Write out the listing exactly as it is given.

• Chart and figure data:
** start **

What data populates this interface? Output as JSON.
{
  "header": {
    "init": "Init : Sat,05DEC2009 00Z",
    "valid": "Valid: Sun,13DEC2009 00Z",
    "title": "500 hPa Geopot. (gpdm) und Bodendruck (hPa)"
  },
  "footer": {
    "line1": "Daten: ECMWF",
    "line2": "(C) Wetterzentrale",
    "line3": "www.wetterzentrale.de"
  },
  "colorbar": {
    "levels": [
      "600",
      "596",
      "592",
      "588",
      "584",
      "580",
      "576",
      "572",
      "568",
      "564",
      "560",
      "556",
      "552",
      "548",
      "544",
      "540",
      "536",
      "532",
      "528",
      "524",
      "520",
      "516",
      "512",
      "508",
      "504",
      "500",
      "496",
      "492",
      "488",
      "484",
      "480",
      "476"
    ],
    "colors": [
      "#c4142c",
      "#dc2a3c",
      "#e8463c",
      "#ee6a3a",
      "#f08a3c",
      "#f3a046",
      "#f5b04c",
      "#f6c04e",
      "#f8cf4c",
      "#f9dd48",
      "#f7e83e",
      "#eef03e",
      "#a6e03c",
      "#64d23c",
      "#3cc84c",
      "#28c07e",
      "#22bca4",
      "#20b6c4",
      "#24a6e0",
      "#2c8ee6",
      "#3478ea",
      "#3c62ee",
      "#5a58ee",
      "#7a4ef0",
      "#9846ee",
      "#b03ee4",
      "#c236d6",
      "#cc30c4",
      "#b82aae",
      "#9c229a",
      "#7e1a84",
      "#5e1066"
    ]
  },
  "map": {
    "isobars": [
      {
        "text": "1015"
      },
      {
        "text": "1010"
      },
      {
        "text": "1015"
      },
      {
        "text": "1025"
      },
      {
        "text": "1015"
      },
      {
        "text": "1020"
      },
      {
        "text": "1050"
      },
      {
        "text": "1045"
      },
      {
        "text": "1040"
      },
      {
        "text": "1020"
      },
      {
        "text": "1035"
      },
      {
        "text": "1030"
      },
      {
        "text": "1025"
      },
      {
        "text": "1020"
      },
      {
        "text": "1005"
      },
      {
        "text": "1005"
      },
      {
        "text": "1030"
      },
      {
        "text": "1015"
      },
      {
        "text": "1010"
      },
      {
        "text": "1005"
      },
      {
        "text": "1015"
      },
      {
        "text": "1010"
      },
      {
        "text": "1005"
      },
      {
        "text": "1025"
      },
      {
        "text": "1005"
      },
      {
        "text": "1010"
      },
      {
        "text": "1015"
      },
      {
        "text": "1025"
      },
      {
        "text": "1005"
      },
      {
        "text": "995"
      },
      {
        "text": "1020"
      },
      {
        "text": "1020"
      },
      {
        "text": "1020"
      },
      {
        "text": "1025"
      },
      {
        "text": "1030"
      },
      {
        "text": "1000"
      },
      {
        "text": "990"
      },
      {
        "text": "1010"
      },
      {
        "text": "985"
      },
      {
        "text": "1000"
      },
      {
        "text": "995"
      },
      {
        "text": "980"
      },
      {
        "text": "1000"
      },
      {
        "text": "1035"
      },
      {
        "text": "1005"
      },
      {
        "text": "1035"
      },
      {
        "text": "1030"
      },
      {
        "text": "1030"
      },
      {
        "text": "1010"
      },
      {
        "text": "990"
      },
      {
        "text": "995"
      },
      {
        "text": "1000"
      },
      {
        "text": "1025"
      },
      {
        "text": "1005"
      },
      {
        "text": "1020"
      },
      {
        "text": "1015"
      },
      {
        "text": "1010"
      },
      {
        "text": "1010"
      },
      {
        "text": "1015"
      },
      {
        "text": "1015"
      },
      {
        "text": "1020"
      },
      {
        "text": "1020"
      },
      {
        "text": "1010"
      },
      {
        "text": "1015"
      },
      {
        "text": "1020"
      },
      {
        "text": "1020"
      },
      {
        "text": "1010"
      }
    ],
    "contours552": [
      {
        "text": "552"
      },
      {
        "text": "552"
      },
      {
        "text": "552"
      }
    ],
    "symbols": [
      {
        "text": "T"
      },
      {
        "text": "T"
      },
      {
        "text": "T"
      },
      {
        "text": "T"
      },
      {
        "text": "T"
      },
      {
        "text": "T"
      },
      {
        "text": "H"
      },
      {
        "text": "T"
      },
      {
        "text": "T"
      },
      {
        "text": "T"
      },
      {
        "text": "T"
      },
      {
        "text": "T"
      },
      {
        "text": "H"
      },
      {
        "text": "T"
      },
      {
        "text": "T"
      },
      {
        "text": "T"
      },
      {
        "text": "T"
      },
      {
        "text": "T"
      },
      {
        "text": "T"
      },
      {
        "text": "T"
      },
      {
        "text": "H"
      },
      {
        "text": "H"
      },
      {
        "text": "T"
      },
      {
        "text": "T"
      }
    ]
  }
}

** end **

• Result of the task:
What data populates this interface? Output as JSON.
{
  "header": {
    "init": "Init : Sat,05DEC2009 00Z",
    "valid": "Valid: Sun,13DEC2009 00Z",
    "title": "500 hPa Geopot. (gpdm) und Bodendruck (hPa)"
  },
  "footer": {
    "line1": "Daten: ECMWF",
    "line2": "(C) Wetterzentrale",
    "line3": "www.wetterzentrale.de"
  },
  "colorbar": {
    "levels": [
      "600",
      "596",
      "592",
      "588",
      "584",
      "580",
      "576",
      "572",
      "568",
      "564",
      "560",
      "556",
      "552",
      "548",
      "544",
      "540",
      "536",
      "532",
      "528",
      "524",
      "520",
      "516",
      "512",
      "508",
      "504",
      "500",
      "496",
      "492",
      "488",
      "484",
      "480",
      "476"
    ],
    "colors": [
      "#c4142c",
      "#dc2a3c",
      "#e8463c",
      "#ee6a3a",
      "#f08a3c",
      "#f3a046",
      "#f5b04c",
      "#f6c04e",
      "#f8cf4c",
      "#f9dd48",
      "#f7e83e",
      "#eef03e",
      "#a6e03c",
      "#64d23c",
      "#3cc84c",
      "#28c07e",
      "#22bca4",
      "#20b6c4",
      "#24a6e0",
      "#2c8ee6",
      "#3478ea",
      "#3c62ee",
      "#5a58ee",
      "#7a4ef0",
      "#9846ee",
      "#b03ee4",
      "#c236d6",
      "#cc30c4",
      "#b82aae",
      "#9c229a",
      "#7e1a84",
      "#5e1066"
    ]
  },
  "map": {
    "isobars": [
      {
        "text": "1015"
      },
      {
        "text": "1010"
      },
      {
        "text": "1015"
      },
      {
        "text": "1025"
      },
      {
        "text": "1015"
      },
      {
        "text": "1020"
      },
      {
        "text": "1050"
      },
      {
        "text": "1045"
      },
      {
        "text": "1040"
      },
      {
        "text": "1020"
      },
      {
        "text": "1035"
      },
      {
        "text": "1030"
      },
      {
        "text": "1025"
      },
      {
        "text": "1020"
      },
      {
        "text": "1005"
      },
      {
        "text": "1005"
      },
      {
        "text": "1030"
      },
      {
        "text": "1015"
      },
      {
        "text": "1010"
      },
      {
        "text": "1005"
      },
      {
        "text": "1015"
      },
      {
        "text": "1010"
      },
      {
        "text": "1005"
      },
      {
        "text": "1025"
      },
      {
        "text": "1005"
      },
      {
        "text": "1010"
      },
      {
        "text": "1015"
      },
      {
        "text": "1025"
      },
      {
        "text": "1005"
      },
      {
        "text": "995"
      },
      {
        "text": "1020"
      },
      {
        "text": "1020"
      },
      {
        "text": "1020"
      },
      {
        "text": "1025"
      },
      {
        "text": "1030"
      },
      {
        "text": "1000"
      },
      {
        "text": "990"
      },
      {
        "text": "1010"
      },
      {
        "text": "985"
      },
      {
        "text": "1000"
      },
      {
        "text": "995"
      },
      {
        "text": "980"
      },
      {
        "text": "1000"
      },
      {
        "text": "1035"
      },
      {
        "text": "1005"
      },
      {
        "text": "1035"
      },
      {
        "text": "1030"
      },
      {
        "text": "1030"
      },
      {
        "text": "1010"
      },
      {
        "text": "990"
      },
      {
        "text": "995"
      },
      {
        "text": "1000"
      },
      {
        "text": "1025"
      },
      {
        "text": "1005"
      },
      {
        "text": "1020"
      },
      {
        "text": "1015"
      },
      {
        "text": "1010"
      },
      {
        "text": "1010"
      },
      {
        "text": "1015"
      },
      {
        "text": "1015"
      },
      {
        "text": "1020"
      },
      {
        "text": "1020"
      },
      {
        "text": "1010"
      },
      {
        "text": "1015"
      },
      {
        "text": "1020"
      },
      {
        "text": "1020"
      },
      {
        "text": "1010"
      }
    ],
    "contours552": [
      {
        "text": "552"
      },
      {
        "text": "552"
      },
      {
        "text": "552"
      }
    ],
    "symbols": [
      {
        "text": "T"
      },
      {
        "text": "T"
      },
      {
        "text": "T"
      },
      {
        "text": "T"
      },
      {
        "text": "T"
      },
      {
        "text": "T"
      },
      {
        "text": "H"
      },
      {
        "text": "T"
      },
      {
        "text": "T"
      },
      {
        "text": "T"
      },
      {
        "text": "T"
      },
      {
        "text": "T"
      },
      {
        "text": "H"
      },
      {
        "text": "T"
      },
      {
        "text": "T"
      },
      {
        "text": "T"
      },
      {
        "text": "T"
      },
      {
        "text": "T"
      },
      {
        "text": "T"
      },
      {
        "text": "T"
      },
      {
        "text": "H"
      },
      {
        "text": "H"
      },
      {
        "text": "T"
      },
      {
        "text": "T"
      }
    ]
  }
}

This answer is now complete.